## start Information given

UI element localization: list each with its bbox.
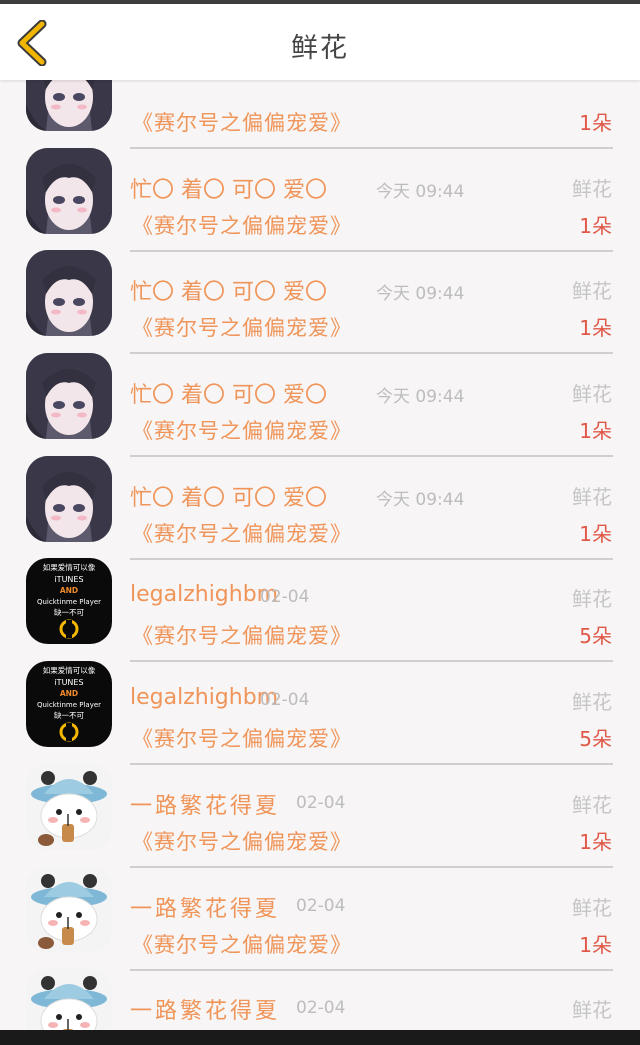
send-time: 今天 09:44 bbox=[376, 387, 465, 408]
send-time: 02-04 bbox=[260, 587, 310, 608]
avatar[interactable] bbox=[26, 147, 112, 234]
avatar[interactable] bbox=[26, 455, 112, 542]
avatar-text-0: 如果爱情可以像 bbox=[43, 562, 96, 572]
panda-avatar-image bbox=[26, 969, 112, 1030]
anime-girl-avatar-image bbox=[26, 250, 112, 337]
panda-avatar-image bbox=[26, 866, 112, 953]
avatar[interactable] bbox=[26, 80, 112, 131]
list-item[interactable]: 忙〇 着〇 可〇 爱〇 今天 09:44 鲜花 《赛尔号之偏偏宠爱》 1朵 bbox=[0, 436, 640, 560]
list-item[interactable]: 一路繁花得夏 02-04 鲜花 《赛尔号之偏偏宠爱》 1朵 bbox=[0, 744, 640, 868]
gift-type: 鲜花 bbox=[572, 382, 612, 407]
gift-type: 鲜花 bbox=[572, 587, 612, 612]
user-name[interactable]: 忙〇 着〇 可〇 爱〇 bbox=[130, 172, 327, 204]
gift-list[interactable]: 《赛尔号之偏偏宠爱》 1朵 忙〇 着〇 可〇 爱〇 今天 09:44 鲜花 《赛… bbox=[0, 80, 640, 1030]
list-item[interactable]: 忙〇 着〇 可〇 爱〇 今天 09:44 鲜花 《赛尔号之偏偏宠爱》 1朵 bbox=[0, 230, 640, 355]
user-name[interactable]: 一路繁花得夏 bbox=[130, 788, 280, 820]
avatar-text-3: Quicktinme Player bbox=[37, 701, 101, 709]
gift-type: 鲜花 bbox=[572, 279, 612, 304]
send-time: 今天 09:44 bbox=[376, 181, 465, 202]
avatar[interactable] bbox=[26, 353, 112, 440]
itunes-avatar-image: 如果爱情可以像 iTUNES AND Quicktinme Player 缺一不… bbox=[26, 558, 112, 645]
send-time: 02-04 bbox=[296, 998, 346, 1019]
user-name[interactable]: 一路繁花得夏 bbox=[130, 891, 280, 923]
avatar[interactable] bbox=[26, 866, 112, 953]
nav-bar bbox=[0, 1030, 640, 1045]
send-time: 02-04 bbox=[296, 792, 346, 813]
itunes-avatar-image: 如果爱情可以像 iTUNES AND Quicktinme Player 缺一不… bbox=[26, 661, 112, 748]
gift-type: 鲜花 bbox=[572, 176, 612, 201]
send-time: 今天 09:44 bbox=[376, 489, 465, 510]
gift-type: 鲜花 bbox=[572, 792, 612, 817]
user-name[interactable]: 忙〇 着〇 可〇 爱〇 bbox=[130, 377, 327, 409]
list-item[interactable]: 一路繁花得夏 02-04 鲜花 《赛尔号之偏偏宠爱》 1朵 bbox=[0, 847, 640, 971]
anime-girl-avatar-image bbox=[26, 353, 112, 440]
anime-girl-avatar-image bbox=[26, 80, 112, 131]
gift-type: 鲜花 bbox=[572, 895, 612, 920]
header: 鲜花 bbox=[0, 4, 640, 80]
avatar-text-3: Quicktinme Player bbox=[37, 598, 101, 606]
user-name[interactable]: 一路繁花得夏 bbox=[130, 993, 280, 1025]
avatar[interactable] bbox=[26, 969, 112, 1030]
avatar[interactable]: 如果爱情可以像 iTUNES AND Quicktinme Player 缺一不… bbox=[26, 558, 112, 645]
send-time: 02-04 bbox=[260, 690, 310, 711]
avatar-text-4: 缺一不可 bbox=[54, 710, 84, 720]
avatar[interactable] bbox=[26, 250, 112, 337]
anime-girl-avatar-image bbox=[26, 455, 112, 542]
avatar[interactable] bbox=[26, 763, 112, 850]
send-time: 02-04 bbox=[296, 895, 346, 916]
page-title: 鲜花 bbox=[291, 33, 349, 64]
avatar-text-2: AND bbox=[60, 689, 78, 698]
list-item[interactable]: 一路繁花得夏 02-04 鲜花 《赛尔号之偏偏宠爱》 5朵 bbox=[0, 949, 640, 1030]
gift-type: 鲜花 bbox=[572, 998, 612, 1023]
gift-type: 鲜花 bbox=[572, 484, 612, 509]
avatar-text-2: AND bbox=[60, 586, 78, 595]
user-name[interactable]: legalzhighbm bbox=[130, 582, 278, 607]
list-item[interactable]: 忙〇 着〇 可〇 爱〇 今天 09:44 鲜花 《赛尔号之偏偏宠爱》 1朵 bbox=[0, 333, 640, 458]
avatar-text-1: iTUNES bbox=[54, 575, 83, 584]
list-item[interactable]: 如果爱情可以像 iTUNES AND Quicktinme Player 缺一不… bbox=[0, 538, 640, 663]
list-item[interactable]: 如果爱情可以像 iTUNES AND Quicktinme Player 缺一不… bbox=[0, 641, 640, 766]
list-item[interactable]: 忙〇 着〇 可〇 爱〇 今天 09:44 鲜花 《赛尔号之偏偏宠爱》 1朵 bbox=[0, 128, 640, 252]
user-name[interactable]: 忙〇 着〇 可〇 爱〇 bbox=[130, 480, 327, 512]
avatar-text-4: 缺一不可 bbox=[54, 607, 84, 617]
avatar-text-0: 如果爱情可以像 bbox=[43, 665, 96, 675]
panda-avatar-image bbox=[26, 763, 112, 850]
list-item[interactable]: 《赛尔号之偏偏宠爱》 1朵 bbox=[0, 80, 640, 149]
avatar[interactable]: 如果爱情可以像 iTUNES AND Quicktinme Player 缺一不… bbox=[26, 661, 112, 748]
gift-type: 鲜花 bbox=[572, 690, 612, 715]
user-name[interactable]: 忙〇 着〇 可〇 爱〇 bbox=[130, 274, 327, 306]
anime-girl-avatar-image bbox=[26, 147, 112, 234]
avatar-text-1: iTUNES bbox=[54, 678, 83, 687]
send-time: 今天 09:44 bbox=[376, 284, 465, 305]
user-name[interactable]: legalzhighbm bbox=[130, 685, 278, 710]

## end Information given

### [Problem details]
Reproduce every line of the material above character for character, omitting the picture.

### [The solution]
UI element localization: list each with its bbox.
send-time: 今天 09:44 bbox=[376, 387, 465, 408]
send-time: 02-04 bbox=[260, 587, 310, 608]
avatar[interactable] bbox=[26, 147, 112, 234]
avatar[interactable] bbox=[26, 455, 112, 542]
avatar-text-0: 如果爱情可以像 bbox=[43, 562, 96, 572]
panda-avatar-image bbox=[26, 969, 112, 1030]
anime-girl-avatar-image bbox=[26, 250, 112, 337]
panda-avatar-image bbox=[26, 866, 112, 953]
avatar[interactable] bbox=[26, 80, 112, 131]
list-item[interactable]: 忙〇 着〇 可〇 爱〇 今天 09:44 鲜花 《赛尔号之偏偏宠爱》 1朵 bbox=[0, 436, 640, 560]
list-item[interactable]: 一路繁花得夏 02-04 鲜花 《赛尔号之偏偏宠爱》 1朵 bbox=[0, 744, 640, 868]
gift-type: 鲜花 bbox=[572, 382, 612, 407]
gift-type: 鲜花 bbox=[572, 587, 612, 612]
user-name[interactable]: 忙〇 着〇 可〇 爱〇 bbox=[130, 172, 327, 204]
gift-list[interactable]: 《赛尔号之偏偏宠爱》 1朵 忙〇 着〇 可〇 爱〇 今天 09:44 鲜花 《赛… bbox=[0, 80, 640, 1030]
list-item[interactable]: 忙〇 着〇 可〇 爱〇 今天 09:44 鲜花 《赛尔号之偏偏宠爱》 1朵 bbox=[0, 230, 640, 355]
user-name[interactable]: 一路繁花得夏 bbox=[130, 788, 280, 820]
avatar-text-3: Quicktinme Player bbox=[37, 701, 101, 709]
gift-type: 鲜花 bbox=[572, 279, 612, 304]
send-time: 今天 09:44 bbox=[376, 181, 465, 202]
avatar[interactable] bbox=[26, 353, 112, 440]
itunes-avatar-image: 如果爱情可以像 iTUNES AND Quicktinme Player 缺一不… bbox=[26, 558, 112, 645]
send-time: 02-04 bbox=[296, 998, 346, 1019]
user-name[interactable]: 一路繁花得夏 bbox=[130, 891, 280, 923]
avatar[interactable] bbox=[26, 866, 112, 953]
nav-bar bbox=[0, 1030, 640, 1045]
send-time: 02-04 bbox=[296, 792, 346, 813]
itunes-avatar-image: 如果爱情可以像 iTUNES AND Quicktinme Player 缺一不… bbox=[26, 661, 112, 748]
gift-type: 鲜花 bbox=[572, 176, 612, 201]
send-time: 今天 09:44 bbox=[376, 489, 465, 510]
gift-type: 鲜花 bbox=[572, 792, 612, 817]
user-name[interactable]: 忙〇 着〇 可〇 爱〇 bbox=[130, 377, 327, 409]
list-item[interactable]: 一路繁花得夏 02-04 鲜花 《赛尔号之偏偏宠爱》 1朵 bbox=[0, 847, 640, 971]
anime-girl-avatar-image bbox=[26, 353, 112, 440]
anime-girl-avatar-image bbox=[26, 80, 112, 131]
gift-type: 鲜花 bbox=[572, 895, 612, 920]
header: 鲜花 bbox=[0, 4, 640, 80]
avatar-text-3: Quicktinme Player bbox=[37, 598, 101, 606]
user-name[interactable]: 一路繁花得夏 bbox=[130, 993, 280, 1025]
avatar[interactable] bbox=[26, 969, 112, 1030]
avatar[interactable]: 如果爱情可以像 iTUNES AND Quicktinme Player 缺一不… bbox=[26, 558, 112, 645]
send-time: 02-04 bbox=[260, 690, 310, 711]
avatar-text-4: 缺一不可 bbox=[54, 710, 84, 720]
avatar[interactable] bbox=[26, 250, 112, 337]
anime-girl-avatar-image bbox=[26, 455, 112, 542]
avatar[interactable] bbox=[26, 763, 112, 850]
send-time: 02-04 bbox=[296, 895, 346, 916]
page-title: 鲜花 bbox=[291, 33, 349, 64]
avatar-text-2: AND bbox=[60, 689, 78, 698]
list-item[interactable]: 一路繁花得夏 02-04 鲜花 《赛尔号之偏偏宠爱》 5朵 bbox=[0, 949, 640, 1030]
gift-type: 鲜花 bbox=[572, 998, 612, 1023]
gift-type: 鲜花 bbox=[572, 484, 612, 509]
avatar-text-2: AND bbox=[60, 586, 78, 595]
user-name[interactable]: legalzhighbm bbox=[130, 582, 278, 607]
list-item[interactable]: 忙〇 着〇 可〇 爱〇 今天 09:44 鲜花 《赛尔号之偏偏宠爱》 1朵 bbox=[0, 333, 640, 458]
avatar-text-1: iTUNES bbox=[54, 575, 83, 584]
list-item[interactable]: 如果爱情可以像 iTUNES AND Quicktinme Player 缺一不… bbox=[0, 538, 640, 663]
list-item[interactable]: 如果爱情可以像 iTUNES AND Quicktinme Player 缺一不… bbox=[0, 641, 640, 766]
list-item[interactable]: 忙〇 着〇 可〇 爱〇 今天 09:44 鲜花 《赛尔号之偏偏宠爱》 1朵 bbox=[0, 128, 640, 252]
user-name[interactable]: 忙〇 着〇 可〇 爱〇 bbox=[130, 480, 327, 512]
avatar-text-4: 缺一不可 bbox=[54, 607, 84, 617]
avatar-text-0: 如果爱情可以像 bbox=[43, 665, 96, 675]
panda-avatar-image bbox=[26, 763, 112, 850]
list-item[interactable]: 《赛尔号之偏偏宠爱》 1朵 bbox=[0, 80, 640, 149]
avatar[interactable]: 如果爱情可以像 iTUNES AND Quicktinme Player 缺一不… bbox=[26, 661, 112, 748]
gift-type: 鲜花 bbox=[572, 690, 612, 715]
user-name[interactable]: 忙〇 着〇 可〇 爱〇 bbox=[130, 274, 327, 306]
anime-girl-avatar-image bbox=[26, 147, 112, 234]
avatar-text-1: iTUNES bbox=[54, 678, 83, 687]
send-time: 今天 09:44 bbox=[376, 284, 465, 305]
user-name[interactable]: legalzhighbm bbox=[130, 685, 278, 710]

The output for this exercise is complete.